◆ WHAT YOU WILL DO: Leave out the images and repeat the listing below without a single change.

+ + + + +

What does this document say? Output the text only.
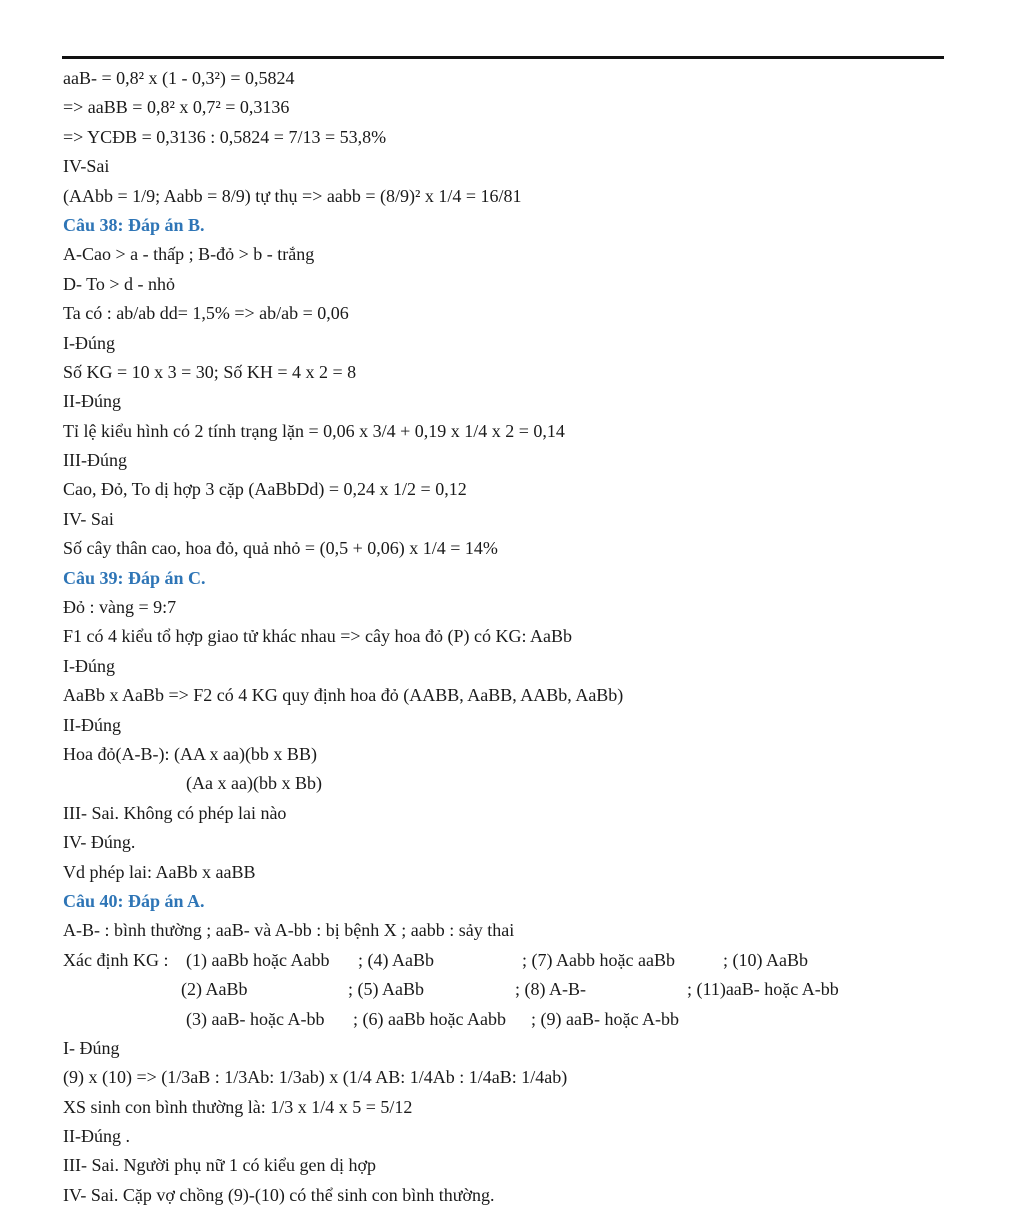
aaB- = 0,8² x (1 - 0,3²) = 0,5824
=> aaBB = 0,8² x 0,7² = 0,3136
=> YCĐB = 0,3136 : 0,5824 = 7/13 = 53,8%
IV-Sai
(AAbb = 1/9; Aabb = 8/9) tự thụ => aabb = (8/9)² x 1/4 = 16/81
Câu 38: Đáp án B.
A-Cao > a - thấp ; B-đỏ > b - trắng
D- To > d - nhỏ
Ta có : ab/ab dd= 1,5% => ab/ab = 0,06
I-Đúng
Số KG = 10 x 3 = 30; Số KH = 4 x 2 = 8
II-Đúng
Tỉ lệ kiểu hình có 2 tính trạng lặn = 0,06 x 3/4 + 0,19 x 1/4 x 2 = 0,14
III-Đúng
Cao, Đỏ, To dị hợp 3 cặp (AaBbDd) = 0,24 x 1/2 = 0,12
IV- Sai
Số cây thân cao, hoa đỏ, quả nhỏ = (0,5 + 0,06) x 1/4 = 14%
Câu 39: Đáp án C.
Đỏ : vàng = 9:7
F1 có 4 kiểu tổ hợp giao tử khác nhau => cây hoa đỏ (P) có KG: AaBb
I-Đúng
AaBb x AaBb => F2 có 4 KG quy định hoa đỏ (AABB, AaBB, AABb, AaBb)
II-Đúng
Hoa đỏ(A-B-): (AA x aa)(bb x BB)
(Aa x aa)(bb x Bb)
III- Sai. Không có phép lai nào
IV- Đúng.
Vd phép lai: AaBb x aaBB
Câu 40: Đáp án A.
A-B- : bình thường ; aaB- và A-bb : bị bệnh X ; aabb : sảy thai
Xác định KG : (1) aaBb hoặc Aabb ; (4) AaBb	; (7) Aabb hoặc aaBb	; (10) AaBb
(2) AaBb	; (5) AaBb	; (8) A-B-	; (11)aaB- hoặc A-bb
(3) aaB- hoặc A-bb ; (6) aaBb hoặc Aabb ; (9) aaB- hoặc A-bb
I- Đúng
(9) x (10) => (1/3aB : 1/3Ab: 1/3ab) x (1/4 AB: 1/4Ab : 1/4aB: 1/4ab)
XS sinh con bình thường là: 1/3 x 1/4 x 5 = 5/12
II-Đúng .
III- Sai. Người phụ nữ 1 có kiểu gen dị hợp
IV- Sai. Cặp vợ chồng (9)-(10) có thể sinh con bình thường.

+ + + + +

◆ EXPECTED ANSWER:
What does this document say? Output the text only.
aaB- = 0,8² x (1 - 0,3²) = 0,5824
=> aaBB = 0,8² x 0,7² = 0,3136
=> YCĐB = 0,3136 : 0,5824 = 7/13 = 53,8%
IV-Sai
(AAbb = 1/9; Aabb = 8/9) tự thụ => aabb = (8/9)² x 1/4 = 16/81
Câu 38: Đáp án B.
A-Cao > a - thấp ; B-đỏ > b - trắng
D- To > d - nhỏ
Ta có : ab/ab dd= 1,5% => ab/ab = 0,06
I-Đúng
Số KG = 10 x 3 = 30; Số KH = 4 x 2 = 8
II-Đúng
Tỉ lệ kiểu hình có 2 tính trạng lặn = 0,06 x 3/4 + 0,19 x 1/4 x 2 = 0,14
III-Đúng
Cao, Đỏ, To dị hợp 3 cặp (AaBbDd) = 0,24 x 1/2 = 0,12
IV- Sai
Số cây thân cao, hoa đỏ, quả nhỏ = (0,5 + 0,06) x 1/4 = 14%
Câu 39: Đáp án C.
Đỏ : vàng = 9:7
F1 có 4 kiểu tổ hợp giao tử khác nhau => cây hoa đỏ (P) có KG: AaBb
I-Đúng
AaBb x AaBb => F2 có 4 KG quy định hoa đỏ (AABB, AaBB, AABb, AaBb)
II-Đúng
Hoa đỏ(A-B-): (AA x aa)(bb x BB)
(Aa x aa)(bb x Bb)
III- Sai. Không có phép lai nào
IV- Đúng.
Vd phép lai: AaBb x aaBB
Câu 40: Đáp án A.
A-B- : bình thường ; aaB- và A-bb : bị bệnh X ; aabb : sảy thai
Xác định KG : (1) aaBb hoặc Aabb ; (4) AaBb	; (7) Aabb hoặc aaBb	; (10) AaBb
(2) AaBb	; (5) AaBb	; (8) A-B-	; (11)aaB- hoặc A-bb
(3) aaB- hoặc A-bb ; (6) aaBb hoặc Aabb ; (9) aaB- hoặc A-bb
I- Đúng
(9) x (10) => (1/3aB : 1/3Ab: 1/3ab) x (1/4 AB: 1/4Ab : 1/4aB: 1/4ab)
XS sinh con bình thường là: 1/3 x 1/4 x 5 = 5/12
II-Đúng .
III- Sai. Người phụ nữ 1 có kiểu gen dị hợp
IV- Sai. Cặp vợ chồng (9)-(10) có thể sinh con bình thường.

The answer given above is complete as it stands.